# Your goal:
Write out each line in which the string "value" is present.

# Data:
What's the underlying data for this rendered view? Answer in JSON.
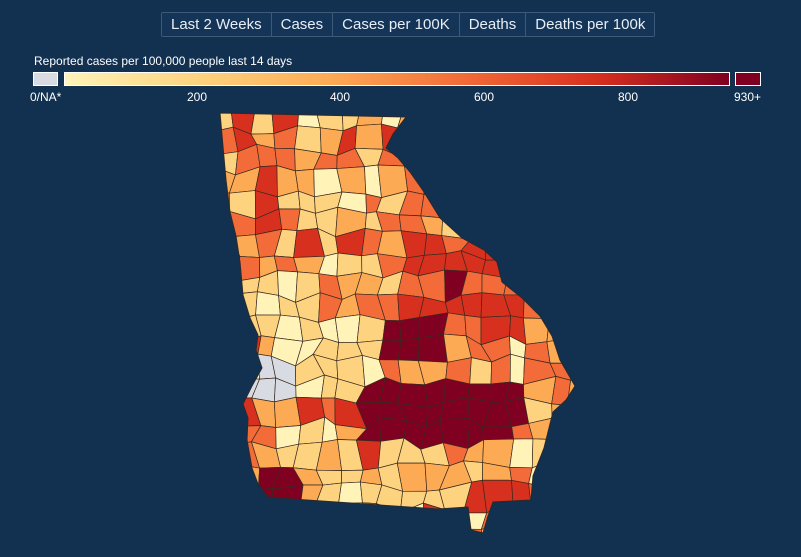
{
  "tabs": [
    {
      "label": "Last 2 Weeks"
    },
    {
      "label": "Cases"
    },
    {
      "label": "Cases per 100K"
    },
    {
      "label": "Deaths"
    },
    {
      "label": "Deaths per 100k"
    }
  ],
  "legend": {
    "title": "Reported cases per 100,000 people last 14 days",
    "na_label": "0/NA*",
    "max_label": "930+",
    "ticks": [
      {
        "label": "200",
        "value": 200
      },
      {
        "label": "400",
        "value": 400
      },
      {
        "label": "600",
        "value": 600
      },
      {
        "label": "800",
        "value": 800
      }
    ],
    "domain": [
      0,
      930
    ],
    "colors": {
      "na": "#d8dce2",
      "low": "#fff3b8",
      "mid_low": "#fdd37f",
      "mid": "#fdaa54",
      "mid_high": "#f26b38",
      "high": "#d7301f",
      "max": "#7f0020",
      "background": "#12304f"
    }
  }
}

# Written reply:
        "value": 200
        "value": 400
        "value": 600
        "value": 800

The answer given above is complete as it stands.